What you will do:
1. In the commentary on stocks and M2 money growth, the passage credited to Charles Kindleberger gives examples of what it calls "commodities" whose prices crash. List each of them.
2. Write a continuation of the commentary on stocks and M2 money growth, starting after its final sentence about the electronics sector.

Extract provided:
################

Stocks On A Long Monetary Leash

M2 Money Stock – Weekly % Year-on-Year Change 

Stunning to see the weekly monetary aggregates (M2) continue to grow at an unprecedented 25 percent year-on-year rate.  Not so stunning to see the stock market mania being led and fueled by the money supply growth.

Yet, it is stunning, actually frightening, to see stocks need the 25 percent money growth to sustain its momentum.

This is unprecedented and unsustainable as inflationary pressures are and will surely continue to build even in the flawed official measures. Recent data now show M2 grew north of 1 percent in November month-on-month.  The challenge mounts in March when the moving prior 12-month stock of money will be at a much higher base.

The monetary aggregates are also subject to the creation of engodenous money and the vagaries of credit expansion and contraction in the private markets,  which are increasingly harder to measure, track, and forecast.  This crisis is the first that we can recall where the monetary emissions from the central bank have been so large and come without being in the midst of a major credit crisis.

One could argue, however, that a mini and stellar sovereign crisis erupted in the U.S in early March as the Treasury market began to seize up leading to the Fed’s massive intervention into the Treasury market in mid-March.

We posted the following just a few days before,

Can the U.S. government finance its $1.2 trillion plus annual deficits with an entire yield curve at less than 1 percent?  

We seriously doubt it and the Fed is going to have to step-up big time with QE, non-QE, or let’s just call it for what it is, monetization.  —GMM, March 8th

The stock market’s momentum must continue or else.

“There Is No Plateau, No Middle Ground”

The economic situation in a country after several years of bubblelike behavior resembles that of a young person on a bicycle; the rider needs to maintain the forward momentum or the bike becomes unstable. During the mania, asset prices will decline immediately after they stop increasing—there is no plateau, no ‘middle ground.’ The decline in the prices of some assets leads to the concern that asset prices will decline further and that the financial system will experience ‘distress.’ The rush to sell these assets before prices decline further becomes self-fulfilling and so precipitous that it resembles a panic. The prices of commodities—houses, buildings, land, stocks, bonds—crash to levels that are 30 to 40 percent of their prices at the peak. – Charles Kindleberger 

S&P500 And M2 Money Weekly Year-on-Year Growth 

Inflationary Pressures Building 

We closely follow the manufacturing industry, especially the electronics sector, where inflationary pressures are increasing dramatically.

################

Entries supplied:
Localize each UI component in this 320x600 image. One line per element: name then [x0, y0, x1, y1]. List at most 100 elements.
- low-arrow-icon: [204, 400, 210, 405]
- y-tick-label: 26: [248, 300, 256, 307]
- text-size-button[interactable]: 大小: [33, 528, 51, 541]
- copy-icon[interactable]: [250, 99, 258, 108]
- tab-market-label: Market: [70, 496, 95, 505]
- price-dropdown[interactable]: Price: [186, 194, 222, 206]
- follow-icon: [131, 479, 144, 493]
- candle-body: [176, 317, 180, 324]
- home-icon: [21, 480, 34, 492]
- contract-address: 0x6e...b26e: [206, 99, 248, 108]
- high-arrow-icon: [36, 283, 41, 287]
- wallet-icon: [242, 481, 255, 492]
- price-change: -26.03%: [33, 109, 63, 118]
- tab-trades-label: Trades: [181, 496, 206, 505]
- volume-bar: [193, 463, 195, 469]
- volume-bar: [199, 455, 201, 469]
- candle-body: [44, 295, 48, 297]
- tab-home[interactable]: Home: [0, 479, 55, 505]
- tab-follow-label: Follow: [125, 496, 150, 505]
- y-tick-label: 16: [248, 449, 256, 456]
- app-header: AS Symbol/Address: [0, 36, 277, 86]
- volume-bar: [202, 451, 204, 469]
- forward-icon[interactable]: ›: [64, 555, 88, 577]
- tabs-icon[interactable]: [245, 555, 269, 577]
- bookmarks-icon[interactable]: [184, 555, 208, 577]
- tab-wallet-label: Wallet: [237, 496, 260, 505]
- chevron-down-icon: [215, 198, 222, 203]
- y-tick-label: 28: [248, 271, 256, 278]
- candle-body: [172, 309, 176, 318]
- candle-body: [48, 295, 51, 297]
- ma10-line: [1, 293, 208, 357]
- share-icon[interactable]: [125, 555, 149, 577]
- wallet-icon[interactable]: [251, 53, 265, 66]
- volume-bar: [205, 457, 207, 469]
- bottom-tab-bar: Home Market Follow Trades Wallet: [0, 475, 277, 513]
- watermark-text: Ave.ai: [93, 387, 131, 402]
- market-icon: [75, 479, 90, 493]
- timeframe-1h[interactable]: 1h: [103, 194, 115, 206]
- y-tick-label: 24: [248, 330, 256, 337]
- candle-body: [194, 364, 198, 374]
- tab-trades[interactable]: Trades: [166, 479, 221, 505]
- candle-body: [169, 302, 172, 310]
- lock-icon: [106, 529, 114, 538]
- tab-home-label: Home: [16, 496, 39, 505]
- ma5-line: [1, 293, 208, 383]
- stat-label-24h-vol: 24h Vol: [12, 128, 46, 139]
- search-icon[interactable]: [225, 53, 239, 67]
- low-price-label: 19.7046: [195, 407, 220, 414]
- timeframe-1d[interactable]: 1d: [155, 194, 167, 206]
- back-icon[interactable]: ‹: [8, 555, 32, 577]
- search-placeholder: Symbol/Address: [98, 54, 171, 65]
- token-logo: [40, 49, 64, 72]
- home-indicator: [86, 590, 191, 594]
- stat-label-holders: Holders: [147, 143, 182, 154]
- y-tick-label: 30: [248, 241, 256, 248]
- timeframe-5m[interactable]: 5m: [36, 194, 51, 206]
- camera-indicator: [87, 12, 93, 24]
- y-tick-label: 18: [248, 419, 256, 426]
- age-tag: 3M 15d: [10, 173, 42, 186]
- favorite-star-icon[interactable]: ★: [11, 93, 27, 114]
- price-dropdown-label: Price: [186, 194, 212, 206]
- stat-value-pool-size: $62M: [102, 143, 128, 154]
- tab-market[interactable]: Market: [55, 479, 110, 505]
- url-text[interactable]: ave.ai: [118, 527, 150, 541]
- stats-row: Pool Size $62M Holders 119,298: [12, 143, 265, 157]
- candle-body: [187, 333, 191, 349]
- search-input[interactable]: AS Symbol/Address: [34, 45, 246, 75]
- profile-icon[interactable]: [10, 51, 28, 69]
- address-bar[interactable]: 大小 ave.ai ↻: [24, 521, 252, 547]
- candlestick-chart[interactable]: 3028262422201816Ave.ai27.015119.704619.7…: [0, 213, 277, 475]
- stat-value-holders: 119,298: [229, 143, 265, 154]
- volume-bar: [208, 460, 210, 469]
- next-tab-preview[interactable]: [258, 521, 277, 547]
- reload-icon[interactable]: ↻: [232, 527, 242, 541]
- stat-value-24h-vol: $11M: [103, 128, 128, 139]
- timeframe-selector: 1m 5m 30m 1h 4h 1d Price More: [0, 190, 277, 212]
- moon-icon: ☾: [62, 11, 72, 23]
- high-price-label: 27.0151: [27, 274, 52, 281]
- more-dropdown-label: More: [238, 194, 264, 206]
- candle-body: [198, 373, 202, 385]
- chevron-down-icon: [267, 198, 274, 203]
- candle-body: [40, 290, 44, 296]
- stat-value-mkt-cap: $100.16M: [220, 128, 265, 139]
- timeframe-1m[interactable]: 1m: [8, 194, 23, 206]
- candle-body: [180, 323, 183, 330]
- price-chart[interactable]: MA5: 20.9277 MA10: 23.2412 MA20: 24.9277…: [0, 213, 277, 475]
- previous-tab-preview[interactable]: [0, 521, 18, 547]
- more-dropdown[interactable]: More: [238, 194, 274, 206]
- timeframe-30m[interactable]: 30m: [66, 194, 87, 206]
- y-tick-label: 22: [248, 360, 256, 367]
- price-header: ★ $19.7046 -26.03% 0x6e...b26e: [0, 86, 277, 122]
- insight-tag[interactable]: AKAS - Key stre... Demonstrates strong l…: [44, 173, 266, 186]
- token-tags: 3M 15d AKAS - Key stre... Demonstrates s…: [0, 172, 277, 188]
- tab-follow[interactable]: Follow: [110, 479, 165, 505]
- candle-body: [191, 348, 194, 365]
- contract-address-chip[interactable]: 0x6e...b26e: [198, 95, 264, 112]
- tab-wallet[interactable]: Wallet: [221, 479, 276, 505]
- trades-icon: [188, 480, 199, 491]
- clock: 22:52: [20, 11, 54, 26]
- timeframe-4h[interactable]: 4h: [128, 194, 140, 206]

################

Set of answers:
1. houses, buildings, land, stocks, bonds

2.
This from the latest global PMI. Some hoarding is actually breaking out in various sectors as producers are expecting higher input prices due to continued supply chain issues and strong demand.

Watch especially semiconductors.  Recall our post on how the long secular deflation in semiconductor prices may be coming to end.

…what we believe has been one of the largest factors, along with globalization to the disinflationary forces over the past 30 years. That is the secular decline in the price of semiconductor prices.  Semiconductors are the basic building block of today’s economy, as was oil during the industrial revolution.  – GMM,  Oct 2020

Inflation Expectations 

Inflation expectations are also rising across the board.

Stocks and corporate bonds aren’t the only markets that have been looking past the pandemic—the bond market’s gauge of inflation expectations has strengthened back to pre-Covid levels as well. – Barron’s

Surprised? 

After all,

Inflation is always and everywhere a monetary phenomenon in the sense that it is and can be produced only by a more rapid increase in the quantity of money than in output. – Milton Friedman

The FED 

We sense the Fed governors also sense and are growing increasingly concerned about all of the above and becoming reluctant to continue “carpet bombing” the economy with more monetary stimulus.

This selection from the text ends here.